Source document:

◇ ◇ ◇

Revision as of 10:13, 14 October 2008

Page 552: Problem 20

  • $ \int_{0}^{\frac{1}{\sqrt{2}}}2x\sin^{-1}(x^2)dx $

Using 2x as u gets rid of it eventually, but the inverse sin just gets worse and worse. Actually the integral of the inverse sin is just the inverse sin minus some radical. So it just cycles through over and over. So using the inverse sin looks better... It comes up with

$ [x^2\sin^{-1}(x^2)]_0^{\frac{1}{\sqrt{2}}} - \int_{0}^{\frac{1}{\sqrt{2}}}\frac{x^2}{\sqrt{1-x^4}}dx $

This looks better... but then I can't figure out how to solve that integral. Anyone? I've tried using the bottom as dv and going back to the inverse sin but that just comes up with A = ##### + A and the A's cancel out, so that doesn't work.. Thanks. Idryg 16:10, 13 October 2008 (UTC)

◇ ◇ ◇

Retype the passage of the Problem 20 post that opens with the words "Using 2x as" and closes with "October 2008 (UTC)", keeping every character unchanged.

Provided material:
◇ ◇ ◇

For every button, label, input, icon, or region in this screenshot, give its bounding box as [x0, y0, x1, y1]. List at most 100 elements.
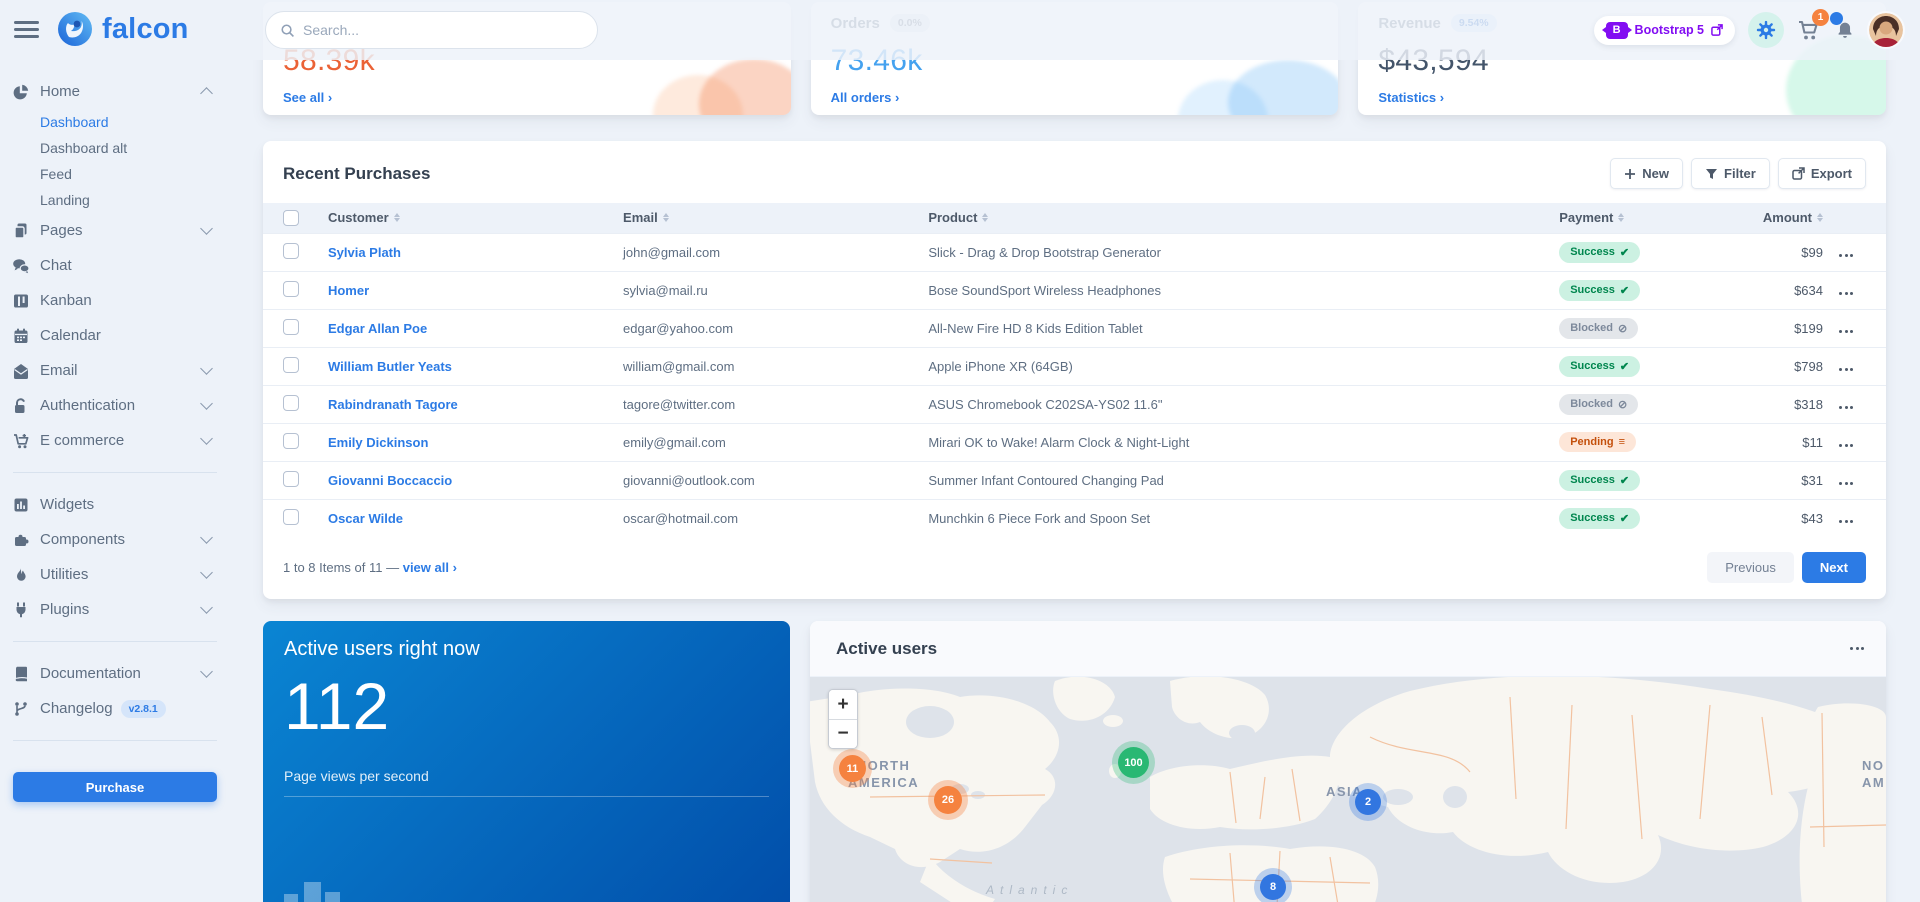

◇ ◇ ◇

Output for this exercise:
Using 2x as u gets rid of it eventually, but the inverse sin just gets worse and worse. Actually the integral of the inverse sin is just the inverse sin minus some radical. So it just cycles through over and over. So using the inverse sin looks better... It comes up with

$ [x^2\sin^{-1}(x^2)]_0^{\frac{1}{\sqrt{2}}} - \int_{0}^{\frac{1}{\sqrt{2}}}\frac{x^2}{\sqrt{1-x^4}}dx $

This looks better... but then I can't figure out how to solve that integral. Anyone? I've tried using the bottom as dv and going back to the inverse sin but that just comes up with A = ##### + A and the A's cancel out, so that doesn't work.. Thanks. Idryg 16:10, 13 October 2008 (UTC)